GOAL OF THE EXERCISE: Select and reproduce each line of the listing below that bears the string "Equal".

# START OF INPUT MATERIAL

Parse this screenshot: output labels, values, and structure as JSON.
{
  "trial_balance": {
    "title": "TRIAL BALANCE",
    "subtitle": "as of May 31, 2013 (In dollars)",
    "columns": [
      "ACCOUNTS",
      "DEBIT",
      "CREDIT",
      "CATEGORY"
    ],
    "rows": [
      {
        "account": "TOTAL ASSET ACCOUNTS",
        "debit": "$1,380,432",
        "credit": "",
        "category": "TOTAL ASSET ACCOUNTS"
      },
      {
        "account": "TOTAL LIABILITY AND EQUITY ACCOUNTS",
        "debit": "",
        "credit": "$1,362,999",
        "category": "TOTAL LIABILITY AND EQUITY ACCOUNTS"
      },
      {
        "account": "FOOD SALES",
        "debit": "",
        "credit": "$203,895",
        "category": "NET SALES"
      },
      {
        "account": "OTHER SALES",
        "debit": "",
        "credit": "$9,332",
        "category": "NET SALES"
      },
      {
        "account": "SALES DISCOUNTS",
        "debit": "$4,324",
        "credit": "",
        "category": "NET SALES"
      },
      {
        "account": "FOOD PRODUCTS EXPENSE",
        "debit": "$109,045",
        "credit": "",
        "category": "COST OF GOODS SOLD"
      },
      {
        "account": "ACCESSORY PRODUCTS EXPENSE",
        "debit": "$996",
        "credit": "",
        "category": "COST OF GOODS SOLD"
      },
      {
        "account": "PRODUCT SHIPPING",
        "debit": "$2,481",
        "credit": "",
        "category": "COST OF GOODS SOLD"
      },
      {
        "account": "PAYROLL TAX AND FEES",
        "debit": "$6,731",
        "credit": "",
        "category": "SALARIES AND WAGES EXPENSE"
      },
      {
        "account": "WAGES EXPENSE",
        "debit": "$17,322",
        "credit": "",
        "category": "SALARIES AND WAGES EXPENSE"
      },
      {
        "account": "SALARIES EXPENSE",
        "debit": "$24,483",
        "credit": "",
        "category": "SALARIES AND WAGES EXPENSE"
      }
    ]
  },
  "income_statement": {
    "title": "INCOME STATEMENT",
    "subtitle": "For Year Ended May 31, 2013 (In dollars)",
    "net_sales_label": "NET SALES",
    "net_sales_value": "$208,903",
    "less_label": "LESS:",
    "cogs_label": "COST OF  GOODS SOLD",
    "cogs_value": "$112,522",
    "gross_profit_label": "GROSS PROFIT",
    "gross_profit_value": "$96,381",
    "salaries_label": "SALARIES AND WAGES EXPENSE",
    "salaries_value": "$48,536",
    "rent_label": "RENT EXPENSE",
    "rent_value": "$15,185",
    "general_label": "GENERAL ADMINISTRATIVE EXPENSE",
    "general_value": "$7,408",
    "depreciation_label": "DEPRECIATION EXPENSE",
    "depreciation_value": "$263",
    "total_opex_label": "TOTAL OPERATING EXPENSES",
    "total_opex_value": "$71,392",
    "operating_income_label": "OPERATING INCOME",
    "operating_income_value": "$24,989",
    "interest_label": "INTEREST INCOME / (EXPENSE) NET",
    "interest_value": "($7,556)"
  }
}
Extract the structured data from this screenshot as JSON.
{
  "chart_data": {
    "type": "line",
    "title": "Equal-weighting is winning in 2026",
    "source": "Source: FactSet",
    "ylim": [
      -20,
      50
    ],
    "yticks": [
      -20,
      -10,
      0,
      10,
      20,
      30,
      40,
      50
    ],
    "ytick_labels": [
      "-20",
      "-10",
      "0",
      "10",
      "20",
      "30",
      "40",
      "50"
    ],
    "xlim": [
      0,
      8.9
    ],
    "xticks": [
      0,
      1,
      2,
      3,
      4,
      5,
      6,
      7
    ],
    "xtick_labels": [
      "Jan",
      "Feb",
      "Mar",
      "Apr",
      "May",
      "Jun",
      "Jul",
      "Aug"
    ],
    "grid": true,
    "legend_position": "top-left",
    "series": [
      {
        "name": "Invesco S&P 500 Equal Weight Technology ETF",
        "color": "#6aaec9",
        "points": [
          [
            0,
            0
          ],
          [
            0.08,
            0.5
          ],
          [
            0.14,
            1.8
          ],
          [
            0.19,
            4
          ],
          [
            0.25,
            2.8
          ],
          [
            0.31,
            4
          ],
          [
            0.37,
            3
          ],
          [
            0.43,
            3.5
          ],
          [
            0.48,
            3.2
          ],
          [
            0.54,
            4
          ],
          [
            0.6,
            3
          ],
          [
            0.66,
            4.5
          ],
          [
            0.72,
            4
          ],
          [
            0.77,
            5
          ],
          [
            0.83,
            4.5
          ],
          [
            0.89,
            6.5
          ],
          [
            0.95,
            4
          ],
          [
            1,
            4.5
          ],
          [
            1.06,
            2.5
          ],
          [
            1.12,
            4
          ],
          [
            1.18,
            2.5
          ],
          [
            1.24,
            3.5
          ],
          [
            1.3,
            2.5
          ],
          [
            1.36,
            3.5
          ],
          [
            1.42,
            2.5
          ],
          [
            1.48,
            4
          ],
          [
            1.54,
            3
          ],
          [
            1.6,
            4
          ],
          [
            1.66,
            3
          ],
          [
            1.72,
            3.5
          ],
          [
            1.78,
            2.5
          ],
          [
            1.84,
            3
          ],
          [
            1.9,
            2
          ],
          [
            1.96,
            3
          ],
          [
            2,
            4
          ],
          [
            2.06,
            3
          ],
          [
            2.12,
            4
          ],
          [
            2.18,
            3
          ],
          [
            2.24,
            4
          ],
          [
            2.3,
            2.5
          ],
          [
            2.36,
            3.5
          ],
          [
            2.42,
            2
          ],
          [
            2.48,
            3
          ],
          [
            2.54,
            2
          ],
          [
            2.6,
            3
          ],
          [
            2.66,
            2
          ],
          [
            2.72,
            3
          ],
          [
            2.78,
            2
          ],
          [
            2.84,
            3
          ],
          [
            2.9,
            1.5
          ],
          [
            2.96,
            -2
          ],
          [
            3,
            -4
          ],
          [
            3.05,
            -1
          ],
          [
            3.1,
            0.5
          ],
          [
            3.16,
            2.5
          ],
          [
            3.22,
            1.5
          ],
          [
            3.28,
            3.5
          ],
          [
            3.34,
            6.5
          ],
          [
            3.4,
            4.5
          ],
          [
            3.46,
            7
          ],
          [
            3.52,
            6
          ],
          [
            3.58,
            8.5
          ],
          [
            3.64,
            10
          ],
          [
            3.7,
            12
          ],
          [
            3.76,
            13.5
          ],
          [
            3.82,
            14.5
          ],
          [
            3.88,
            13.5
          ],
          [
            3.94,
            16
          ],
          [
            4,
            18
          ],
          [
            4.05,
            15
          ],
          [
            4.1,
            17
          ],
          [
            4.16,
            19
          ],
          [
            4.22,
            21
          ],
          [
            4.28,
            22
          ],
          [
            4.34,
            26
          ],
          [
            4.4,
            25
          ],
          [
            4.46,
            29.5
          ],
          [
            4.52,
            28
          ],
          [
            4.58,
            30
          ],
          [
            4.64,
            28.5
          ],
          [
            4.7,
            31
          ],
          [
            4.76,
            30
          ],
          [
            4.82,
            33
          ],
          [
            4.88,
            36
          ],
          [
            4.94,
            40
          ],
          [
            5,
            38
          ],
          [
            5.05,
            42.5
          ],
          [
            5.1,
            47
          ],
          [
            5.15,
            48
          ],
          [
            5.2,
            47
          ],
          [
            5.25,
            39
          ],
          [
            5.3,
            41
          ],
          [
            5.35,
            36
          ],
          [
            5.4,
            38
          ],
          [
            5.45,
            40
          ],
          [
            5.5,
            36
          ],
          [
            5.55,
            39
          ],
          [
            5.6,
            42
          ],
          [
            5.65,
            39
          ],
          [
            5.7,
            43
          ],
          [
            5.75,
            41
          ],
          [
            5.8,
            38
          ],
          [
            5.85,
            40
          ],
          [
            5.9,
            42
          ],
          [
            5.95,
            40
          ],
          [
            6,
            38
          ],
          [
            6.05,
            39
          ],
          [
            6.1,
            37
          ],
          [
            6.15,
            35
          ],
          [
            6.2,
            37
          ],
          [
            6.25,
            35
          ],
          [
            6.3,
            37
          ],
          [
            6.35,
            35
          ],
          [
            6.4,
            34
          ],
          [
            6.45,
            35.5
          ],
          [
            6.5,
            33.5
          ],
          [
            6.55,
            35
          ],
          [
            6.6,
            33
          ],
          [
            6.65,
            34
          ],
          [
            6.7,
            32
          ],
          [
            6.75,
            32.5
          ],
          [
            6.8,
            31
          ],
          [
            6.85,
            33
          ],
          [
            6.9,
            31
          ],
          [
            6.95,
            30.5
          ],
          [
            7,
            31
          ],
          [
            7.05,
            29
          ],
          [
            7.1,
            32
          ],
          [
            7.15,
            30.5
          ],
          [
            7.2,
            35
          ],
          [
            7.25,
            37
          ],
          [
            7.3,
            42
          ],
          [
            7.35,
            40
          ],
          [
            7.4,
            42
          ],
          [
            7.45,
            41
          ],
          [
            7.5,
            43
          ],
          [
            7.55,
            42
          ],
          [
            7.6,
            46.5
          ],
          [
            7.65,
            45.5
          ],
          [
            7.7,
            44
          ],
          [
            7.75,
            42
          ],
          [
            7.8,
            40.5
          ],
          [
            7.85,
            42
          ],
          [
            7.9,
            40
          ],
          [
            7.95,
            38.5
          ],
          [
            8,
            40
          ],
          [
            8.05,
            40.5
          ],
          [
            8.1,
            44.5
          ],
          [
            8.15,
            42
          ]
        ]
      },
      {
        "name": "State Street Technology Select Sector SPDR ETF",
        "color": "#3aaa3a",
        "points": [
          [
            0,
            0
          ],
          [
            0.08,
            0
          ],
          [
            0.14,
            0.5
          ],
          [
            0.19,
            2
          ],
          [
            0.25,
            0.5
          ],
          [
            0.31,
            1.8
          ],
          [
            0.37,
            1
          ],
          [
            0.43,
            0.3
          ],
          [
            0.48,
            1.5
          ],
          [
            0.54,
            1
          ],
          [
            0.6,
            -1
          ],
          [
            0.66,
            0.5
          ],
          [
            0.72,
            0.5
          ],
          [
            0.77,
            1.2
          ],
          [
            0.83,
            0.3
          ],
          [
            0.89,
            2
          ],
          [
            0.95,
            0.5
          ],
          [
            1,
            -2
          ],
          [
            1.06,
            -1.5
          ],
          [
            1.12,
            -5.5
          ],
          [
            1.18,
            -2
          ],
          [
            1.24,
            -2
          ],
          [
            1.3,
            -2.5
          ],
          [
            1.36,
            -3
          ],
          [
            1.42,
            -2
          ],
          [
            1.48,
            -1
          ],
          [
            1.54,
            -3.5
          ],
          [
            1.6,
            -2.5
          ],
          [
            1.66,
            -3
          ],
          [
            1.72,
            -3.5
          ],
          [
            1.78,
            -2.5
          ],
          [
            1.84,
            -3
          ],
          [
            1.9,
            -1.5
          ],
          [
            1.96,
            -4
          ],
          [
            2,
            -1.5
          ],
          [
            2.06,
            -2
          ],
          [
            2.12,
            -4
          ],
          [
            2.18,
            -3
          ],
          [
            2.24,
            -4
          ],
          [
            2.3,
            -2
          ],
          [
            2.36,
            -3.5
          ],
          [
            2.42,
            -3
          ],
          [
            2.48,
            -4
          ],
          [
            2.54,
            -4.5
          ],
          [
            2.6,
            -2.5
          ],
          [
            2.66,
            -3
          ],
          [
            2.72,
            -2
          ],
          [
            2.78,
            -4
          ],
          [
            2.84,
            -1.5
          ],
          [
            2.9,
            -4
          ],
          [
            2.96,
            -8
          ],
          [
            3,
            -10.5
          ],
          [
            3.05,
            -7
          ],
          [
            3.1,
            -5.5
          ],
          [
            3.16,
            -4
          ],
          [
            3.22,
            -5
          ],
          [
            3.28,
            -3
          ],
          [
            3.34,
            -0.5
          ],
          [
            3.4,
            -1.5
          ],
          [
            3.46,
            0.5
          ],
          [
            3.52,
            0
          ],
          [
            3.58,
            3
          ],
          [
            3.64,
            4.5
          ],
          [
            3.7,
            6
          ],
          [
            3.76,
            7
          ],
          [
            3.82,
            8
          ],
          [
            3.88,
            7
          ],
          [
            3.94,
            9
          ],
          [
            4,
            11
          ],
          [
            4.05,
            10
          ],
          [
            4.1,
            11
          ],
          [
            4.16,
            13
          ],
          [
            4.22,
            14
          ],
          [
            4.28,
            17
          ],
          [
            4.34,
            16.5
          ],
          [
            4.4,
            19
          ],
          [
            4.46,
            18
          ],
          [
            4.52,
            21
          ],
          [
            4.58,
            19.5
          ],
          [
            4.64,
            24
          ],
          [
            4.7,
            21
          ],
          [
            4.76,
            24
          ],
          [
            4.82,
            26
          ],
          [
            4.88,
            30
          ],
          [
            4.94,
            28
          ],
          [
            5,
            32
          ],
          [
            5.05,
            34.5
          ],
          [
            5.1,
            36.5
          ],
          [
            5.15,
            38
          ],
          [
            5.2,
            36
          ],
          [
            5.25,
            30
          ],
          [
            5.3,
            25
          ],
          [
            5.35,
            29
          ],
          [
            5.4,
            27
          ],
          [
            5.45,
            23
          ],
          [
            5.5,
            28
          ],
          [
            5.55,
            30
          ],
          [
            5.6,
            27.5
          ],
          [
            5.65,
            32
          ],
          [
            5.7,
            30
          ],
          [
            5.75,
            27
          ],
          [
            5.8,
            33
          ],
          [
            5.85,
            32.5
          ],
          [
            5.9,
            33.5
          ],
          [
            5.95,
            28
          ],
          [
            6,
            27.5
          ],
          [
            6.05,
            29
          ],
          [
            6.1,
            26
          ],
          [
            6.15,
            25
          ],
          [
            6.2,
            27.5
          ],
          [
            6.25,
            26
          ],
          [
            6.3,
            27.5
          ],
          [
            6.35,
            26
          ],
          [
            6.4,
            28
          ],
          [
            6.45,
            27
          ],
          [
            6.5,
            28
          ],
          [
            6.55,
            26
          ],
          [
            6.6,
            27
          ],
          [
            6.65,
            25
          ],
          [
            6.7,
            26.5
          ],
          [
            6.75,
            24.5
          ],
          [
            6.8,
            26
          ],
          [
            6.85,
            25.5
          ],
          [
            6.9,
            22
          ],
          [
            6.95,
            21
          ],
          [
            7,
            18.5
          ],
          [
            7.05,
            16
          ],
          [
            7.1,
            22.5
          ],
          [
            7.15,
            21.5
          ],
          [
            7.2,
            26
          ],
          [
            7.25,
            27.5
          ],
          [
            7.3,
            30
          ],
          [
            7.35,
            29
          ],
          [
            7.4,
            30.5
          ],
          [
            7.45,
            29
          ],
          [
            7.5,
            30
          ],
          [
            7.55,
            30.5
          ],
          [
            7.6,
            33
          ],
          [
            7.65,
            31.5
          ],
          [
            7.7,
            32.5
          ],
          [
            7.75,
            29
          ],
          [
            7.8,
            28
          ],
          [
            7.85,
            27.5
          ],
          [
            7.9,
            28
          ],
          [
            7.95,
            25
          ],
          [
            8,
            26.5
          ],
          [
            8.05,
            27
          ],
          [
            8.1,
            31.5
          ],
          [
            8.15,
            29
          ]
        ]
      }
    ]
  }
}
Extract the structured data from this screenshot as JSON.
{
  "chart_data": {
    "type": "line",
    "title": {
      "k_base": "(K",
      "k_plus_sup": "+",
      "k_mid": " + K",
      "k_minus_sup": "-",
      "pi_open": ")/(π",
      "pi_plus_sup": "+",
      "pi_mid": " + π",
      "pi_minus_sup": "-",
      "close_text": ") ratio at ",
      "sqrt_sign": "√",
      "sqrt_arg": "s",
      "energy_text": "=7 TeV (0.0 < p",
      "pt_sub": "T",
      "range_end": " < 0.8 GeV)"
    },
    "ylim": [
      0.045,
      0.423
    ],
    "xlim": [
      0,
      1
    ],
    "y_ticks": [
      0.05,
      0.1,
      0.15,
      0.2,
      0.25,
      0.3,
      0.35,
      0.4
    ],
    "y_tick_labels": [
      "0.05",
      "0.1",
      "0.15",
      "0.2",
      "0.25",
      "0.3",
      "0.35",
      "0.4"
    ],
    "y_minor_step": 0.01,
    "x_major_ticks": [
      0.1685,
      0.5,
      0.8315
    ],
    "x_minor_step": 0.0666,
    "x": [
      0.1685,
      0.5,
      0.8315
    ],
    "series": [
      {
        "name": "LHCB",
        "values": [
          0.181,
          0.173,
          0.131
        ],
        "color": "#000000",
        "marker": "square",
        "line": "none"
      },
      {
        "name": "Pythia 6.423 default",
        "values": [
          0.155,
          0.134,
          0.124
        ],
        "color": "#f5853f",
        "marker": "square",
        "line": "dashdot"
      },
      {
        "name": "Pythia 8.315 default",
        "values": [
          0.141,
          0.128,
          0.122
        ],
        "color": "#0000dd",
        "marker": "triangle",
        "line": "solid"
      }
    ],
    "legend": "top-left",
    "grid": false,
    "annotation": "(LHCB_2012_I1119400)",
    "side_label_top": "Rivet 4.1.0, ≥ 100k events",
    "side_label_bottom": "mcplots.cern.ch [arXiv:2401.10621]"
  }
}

# END OF INPUT MATERIAL

EXERCISE ANSWER:
    "title": "Equal-weighting is winning in 2026",
        "name": "Invesco S&P 500 Equal Weight Technology ETF",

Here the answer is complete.